### Your instructions
Can you transcribe the data exactly? Leave the pictures out.

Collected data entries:
◆ ◆ ◆
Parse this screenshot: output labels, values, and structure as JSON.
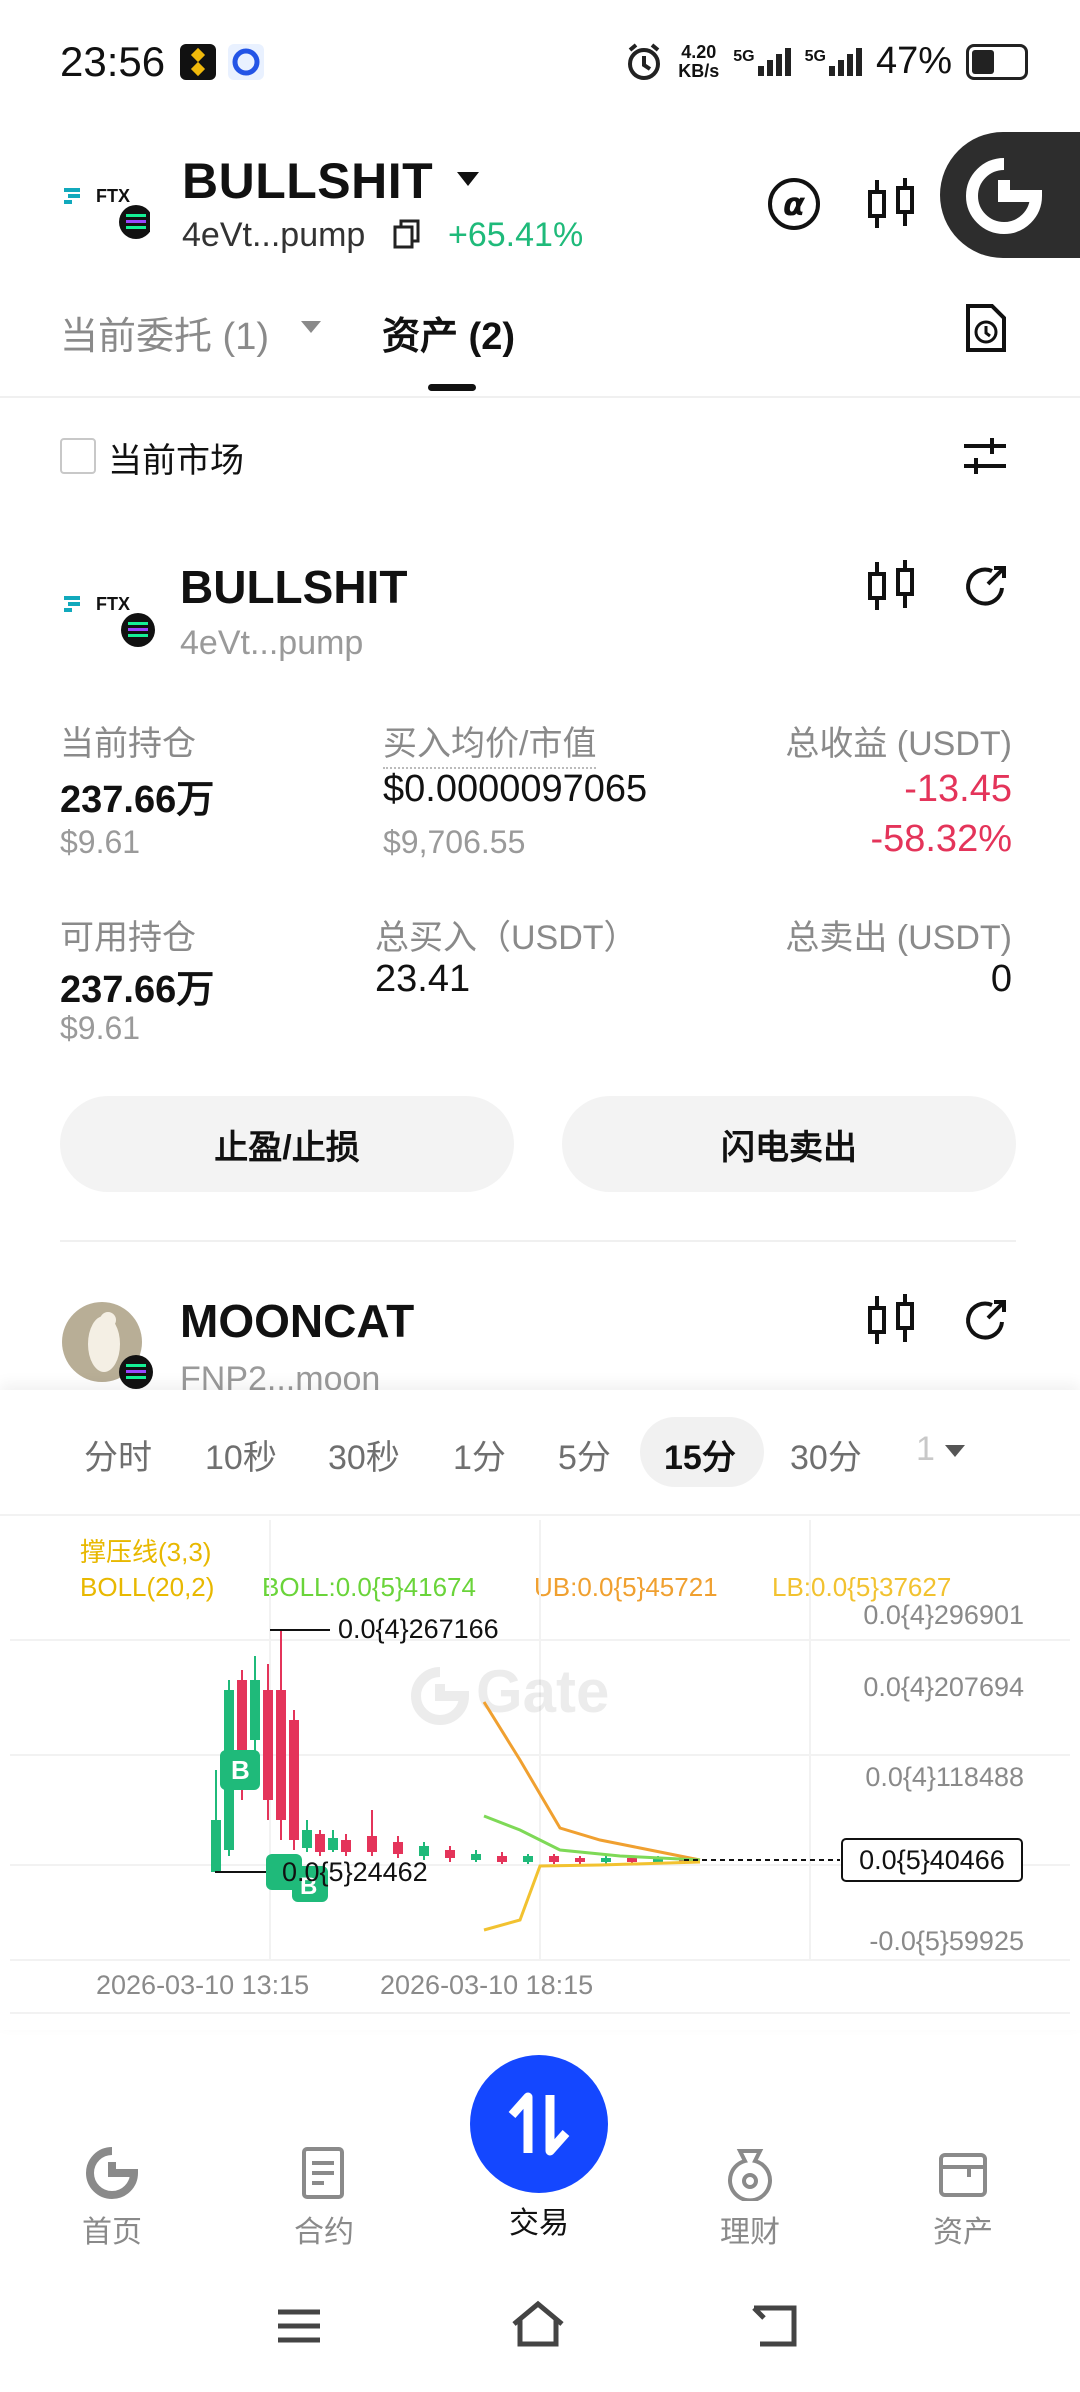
{
  "status_bar": {
    "time": "23:56",
    "net_speed_top": "4.20",
    "net_speed_bottom": "KB/s",
    "signal1": "5G",
    "signal2": "5G",
    "battery": "47%"
  },
  "header": {
    "title": "BULLSHIT",
    "address": "4eVt...pump",
    "change": "+65.41%",
    "exchange_logo_text": "FTX"
  },
  "tabs": {
    "orders": "当前委托 (1)",
    "assets": "资产 (2)"
  },
  "filter": {
    "current_market": "当前市场"
  },
  "asset1": {
    "name": "BULLSHIT",
    "address": "4eVt...pump",
    "logo_text": "FTX",
    "holding_label": "当前持仓",
    "holding_value": "237.66万",
    "holding_usd": "$9.61",
    "avg_label": "买入均价/市值",
    "avg_value": "$0.0000097065",
    "market_value": "$9,706.55",
    "pnl_label": "总收益 (USDT)",
    "pnl_value": "-13.45",
    "pnl_pct": "-58.32%",
    "avail_label": "可用持仓",
    "avail_value": "237.66万",
    "avail_usd": "$9.61",
    "bought_label": "总买入（USDT）",
    "bought_value": "23.41",
    "sold_label": "总卖出 (USDT)",
    "sold_value": "0",
    "tpsl_btn": "止盈/止损",
    "flash_sell_btn": "闪电卖出"
  },
  "asset2": {
    "name": "MOONCAT",
    "address": "FNP2...moon"
  },
  "timeframes": [
    "分时",
    "10秒",
    "30秒",
    "1分",
    "5分",
    "15分",
    "30分",
    "1"
  ],
  "active_timeframe": "15分",
  "chart": {
    "indicator1": "撑压线(3,3)",
    "boll": "BOLL(20,2)",
    "boll_mid": "BOLL:0.0{5}41674",
    "boll_ub": "UB:0.0{5}45721",
    "boll_lb": "LB:0.0{5}37627",
    "high_marker": "0.0{4}267166",
    "low_marker": "0.0{5}24462",
    "current_price": "0.0{5}40466",
    "y_ticks": [
      "0.0{4}296901",
      "0.0{4}207694",
      "0.0{4}118488",
      "-0.0{5}59925"
    ],
    "x_ticks": [
      "2026-03-10 13:15",
      "2026-03-10 18:15"
    ],
    "buy_marker": "B",
    "watermark": "Gate",
    "colors": {
      "up": "#1fba7a",
      "down": "#e4345a",
      "ub": "#f0a030",
      "mid": "#7ed957",
      "lb": "#f2c230",
      "indicator": "#e8b800"
    }
  },
  "bottom_nav": [
    {
      "label": "首页",
      "icon": "home-icon"
    },
    {
      "label": "合约",
      "icon": "contract-icon"
    },
    {
      "label": "交易",
      "icon": "trade-icon"
    },
    {
      "label": "理财",
      "icon": "finance-icon"
    },
    {
      "label": "资产",
      "icon": "wallet-icon"
    }
  ]
}
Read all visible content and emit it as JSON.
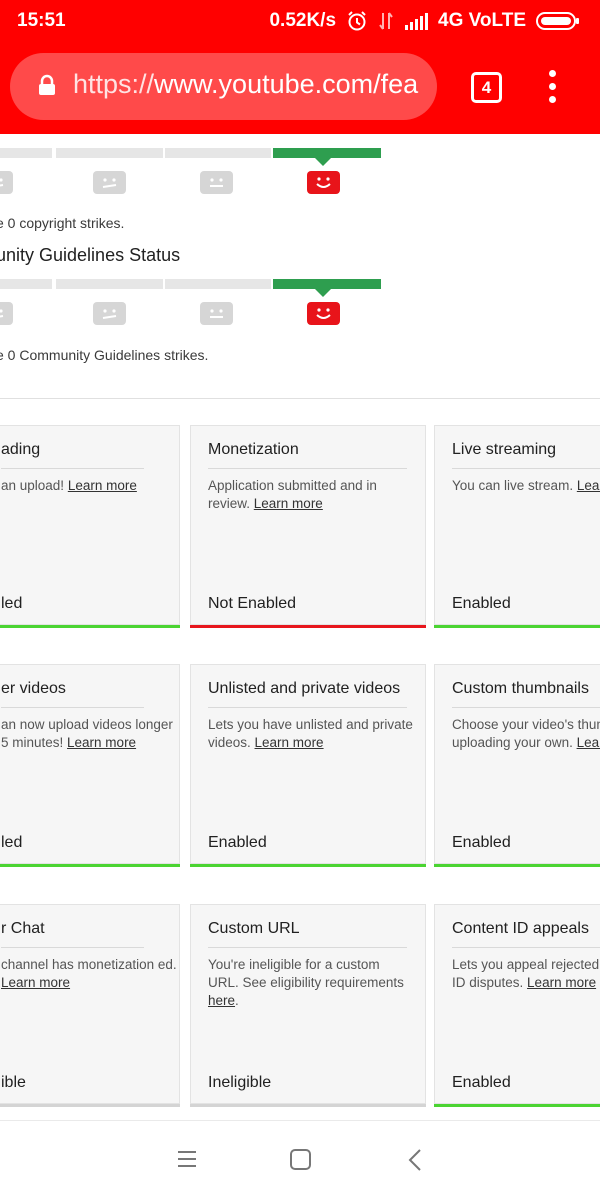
{
  "status_bar": {
    "time": "15:51",
    "speed": "0.52K/s",
    "network": "4G VoLTE"
  },
  "browser": {
    "url_prefix": "https://",
    "url_host": "www.youtube.com/fea",
    "tab_count": "4",
    "icons": [
      "lock-icon",
      "tabs-icon",
      "overflow-menu-icon"
    ]
  },
  "copyright": {
    "strikes_text": "e 0 copyright strikes."
  },
  "community": {
    "title": "unity Guidelines Status",
    "strikes_text": "e 0 Community Guidelines strikes."
  },
  "cards": [
    {
      "title": "ading",
      "desc": "an upload! ",
      "link": "Learn more",
      "status": "led",
      "bar": "green"
    },
    {
      "title": "Monetization",
      "desc": "Application submitted and in review. ",
      "link": "Learn more",
      "status": "Not Enabled",
      "bar": "red"
    },
    {
      "title": "Live streaming",
      "desc": "You can live stream. ",
      "link": "Learn",
      "status": "Enabled",
      "bar": "green"
    },
    {
      "title": "er videos",
      "desc": "an now upload videos longer 5 minutes! ",
      "link": "Learn more",
      "status": "led",
      "bar": "green"
    },
    {
      "title": "Unlisted and private videos",
      "desc": "Lets you have unlisted and private videos. ",
      "link": "Learn more",
      "status": "Enabled",
      "bar": "green"
    },
    {
      "title": "Custom thumbnails",
      "desc": "Choose your video's thumb uploading your own. ",
      "link": "Learn",
      "status": "Enabled",
      "bar": "green"
    },
    {
      "title": "r Chat",
      "desc": "channel has monetization ed. ",
      "link": "Learn more",
      "status": "ible",
      "bar": "gray"
    },
    {
      "title": "Custom URL",
      "desc": "You're ineligible for a custom URL. See eligibility requirements ",
      "link": "here",
      "tail": ".",
      "status": "Ineligible",
      "bar": "gray"
    },
    {
      "title": "Content ID appeals",
      "desc": "Lets you appeal rejected C ID disputes. ",
      "link": "Learn more",
      "status": "Enabled",
      "bar": "green"
    }
  ],
  "colors": {
    "brand_red": "#ff0000",
    "strike_green": "#2e9e4f",
    "enabled_green": "#4bd432",
    "disabled_red": "#e7161d",
    "ineligible_gray": "#d4d4d4"
  },
  "navbar": {
    "icons": [
      "recents-icon",
      "home-icon",
      "back-icon"
    ]
  }
}
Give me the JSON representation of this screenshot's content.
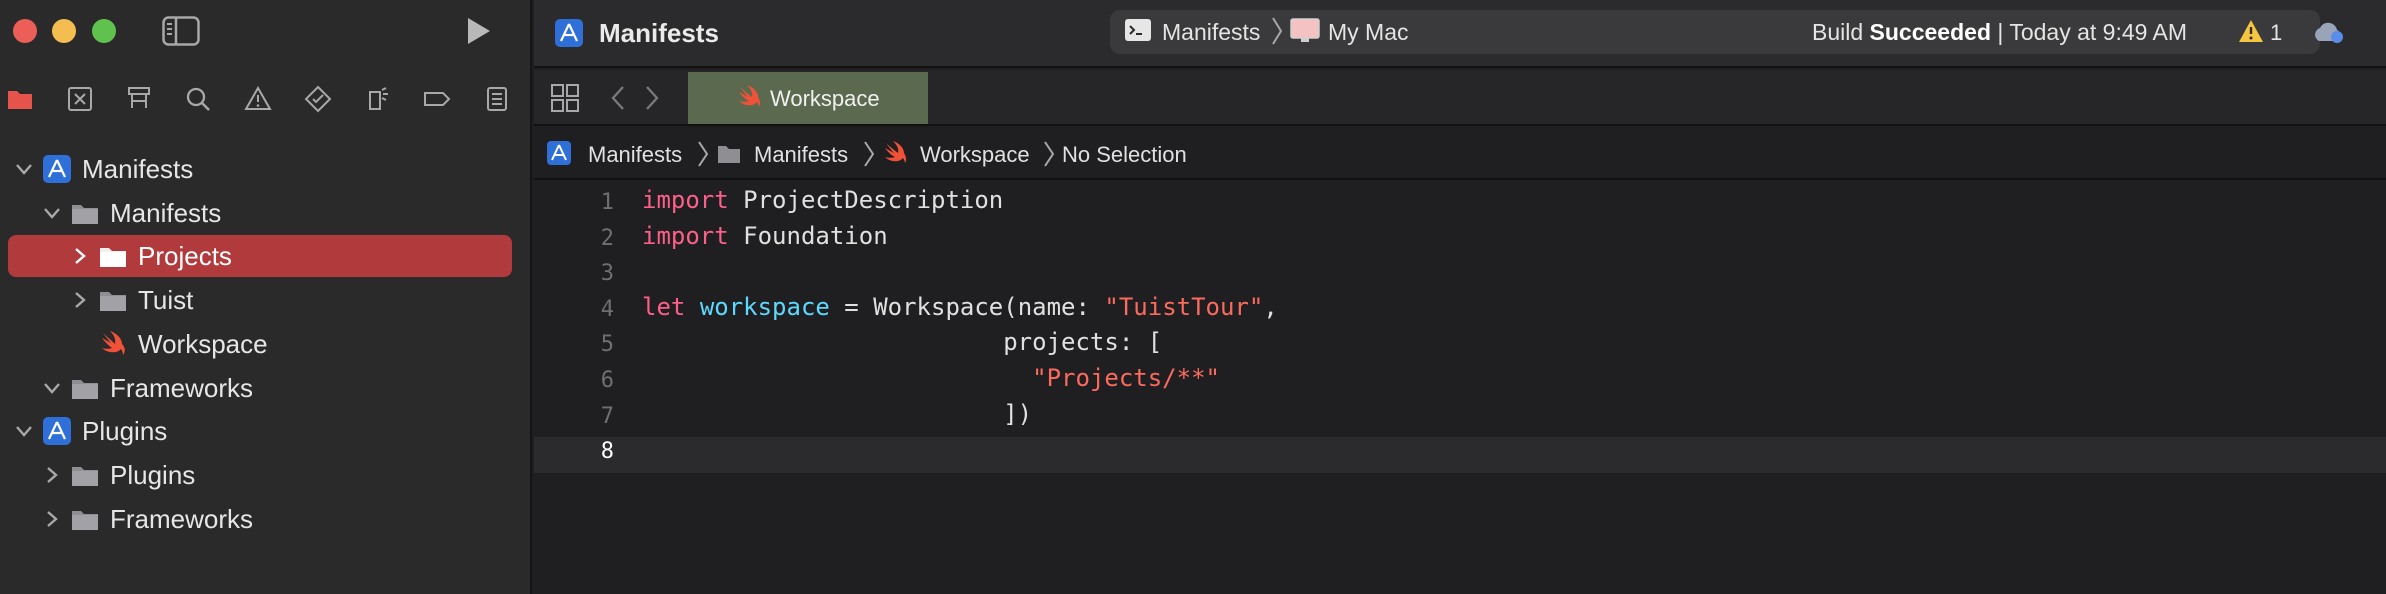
◆ ◆ ◆
### The output
Parse this screenshot: output labels, values, and structure as JSON.
{
  "status_bar": {
    "time": "23:56",
    "net_speed_top": "4.20",
    "net_speed_bottom": "KB/s",
    "signal1": "5G",
    "signal2": "5G",
    "battery": "47%"
  },
  "header": {
    "title": "BULLSHIT",
    "address": "4eVt...pump",
    "change": "+65.41%",
    "exchange_logo_text": "FTX"
  },
  "tabs": {
    "orders": "当前委托 (1)",
    "assets": "资产 (2)"
  },
  "filter": {
    "current_market": "当前市场"
  },
  "asset1": {
    "name": "BULLSHIT",
    "address": "4eVt...pump",
    "logo_text": "FTX",
    "holding_label": "当前持仓",
    "holding_value": "237.66万",
    "holding_usd": "$9.61",
    "avg_label": "买入均价/市值",
    "avg_value": "$0.0000097065",
    "market_value": "$9,706.55",
    "pnl_label": "总收益 (USDT)",
    "pnl_value": "-13.45",
    "pnl_pct": "-58.32%",
    "avail_label": "可用持仓",
    "avail_value": "237.66万",
    "avail_usd": "$9.61",
    "bought_label": "总买入（USDT）",
    "bought_value": "23.41",
    "sold_label": "总卖出 (USDT)",
    "sold_value": "0",
    "tpsl_btn": "止盈/止损",
    "flash_sell_btn": "闪电卖出"
  },
  "asset2": {
    "name": "MOONCAT",
    "address": "FNP2...moon"
  },
  "timeframes": [
    "分时",
    "10秒",
    "30秒",
    "1分",
    "5分",
    "15分",
    "30分",
    "1"
  ],
  "active_timeframe": "15分",
  "chart": {
    "indicator1": "撑压线(3,3)",
    "boll": "BOLL(20,2)",
    "boll_mid": "BOLL:0.0{5}41674",
    "boll_ub": "UB:0.0{5}45721",
    "boll_lb": "LB:0.0{5}37627",
    "high_marker": "0.0{4}267166",
    "low_marker": "0.0{5}24462",
    "current_price": "0.0{5}40466",
    "y_ticks": [
      "0.0{4}296901",
      "0.0{4}207694",
      "0.0{4}118488",
      "-0.0{5}59925"
    ],
    "x_ticks": [
      "2026-03-10 13:15",
      "2026-03-10 18:15"
    ],
    "buy_marker": "B",
    "watermark": "Gate",
    "colors": {
      "up": "#1fba7a",
      "down": "#e4345a",
      "ub": "#f0a030",
      "mid": "#7ed957",
      "lb": "#f2c230",
      "indicator": "#e8b800"
    }
  },
  "bottom_nav": [
    {
      "label": "首页",
      "icon": "home-icon"
    },
    {
      "label": "合约",
      "icon": "contract-icon"
    },
    {
      "label": "交易",
      "icon": "trade-icon"
    },
    {
      "label": "理财",
      "icon": "finance-icon"
    },
    {
      "label": "资产",
      "icon": "wallet-icon"
    }
  ]
}
Read all visible content and emit it as JSON.
{
  "status_bar": {
    "time": "15:51",
    "speed": "0.52K/s",
    "network": "4G VoLTE"
  },
  "browser": {
    "url_prefix": "https://",
    "url_host": "www.youtube.com/fea",
    "tab_count": "4",
    "icons": [
      "lock-icon",
      "tabs-icon",
      "overflow-menu-icon"
    ]
  },
  "copyright": {
    "strikes_text": "e 0 copyright strikes."
  },
  "community": {
    "title": "unity Guidelines Status",
    "strikes_text": "e 0 Community Guidelines strikes."
  },
  "cards": [
    {
      "title": "ading",
      "desc": "an upload! ",
      "link": "Learn more",
      "status": "led",
      "bar": "green"
    },
    {
      "title": "Monetization",
      "desc": "Application submitted and in review. ",
      "link": "Learn more",
      "status": "Not Enabled",
      "bar": "red"
    },
    {
      "title": "Live streaming",
      "desc": "You can live stream. ",
      "link": "Learn",
      "status": "Enabled",
      "bar": "green"
    },
    {
      "title": "er videos",
      "desc": "an now upload videos longer 5 minutes! ",
      "link": "Learn more",
      "status": "led",
      "bar": "green"
    },
    {
      "title": "Unlisted and private videos",
      "desc": "Lets you have unlisted and private videos. ",
      "link": "Learn more",
      "status": "Enabled",
      "bar": "green"
    },
    {
      "title": "Custom thumbnails",
      "desc": "Choose your video's thumb uploading your own. ",
      "link": "Learn",
      "status": "Enabled",
      "bar": "green"
    },
    {
      "title": "r Chat",
      "desc": "channel has monetization ed. ",
      "link": "Learn more",
      "status": "ible",
      "bar": "gray"
    },
    {
      "title": "Custom URL",
      "desc": "You're ineligible for a custom URL. See eligibility requirements ",
      "link": "here",
      "tail": ".",
      "status": "Ineligible",
      "bar": "gray"
    },
    {
      "title": "Content ID appeals",
      "desc": "Lets you appeal rejected C ID disputes. ",
      "link": "Learn more",
      "status": "Enabled",
      "bar": "green"
    }
  ],
  "colors": {
    "brand_red": "#ff0000",
    "strike_green": "#2e9e4f",
    "enabled_green": "#4bd432",
    "disabled_red": "#e7161d",
    "ineligible_gray": "#d4d4d4"
  },
  "navbar": {
    "icons": [
      "recents-icon",
      "home-icon",
      "back-icon"
    ]
  }
}
Give me the JSON representation of this screenshot's content.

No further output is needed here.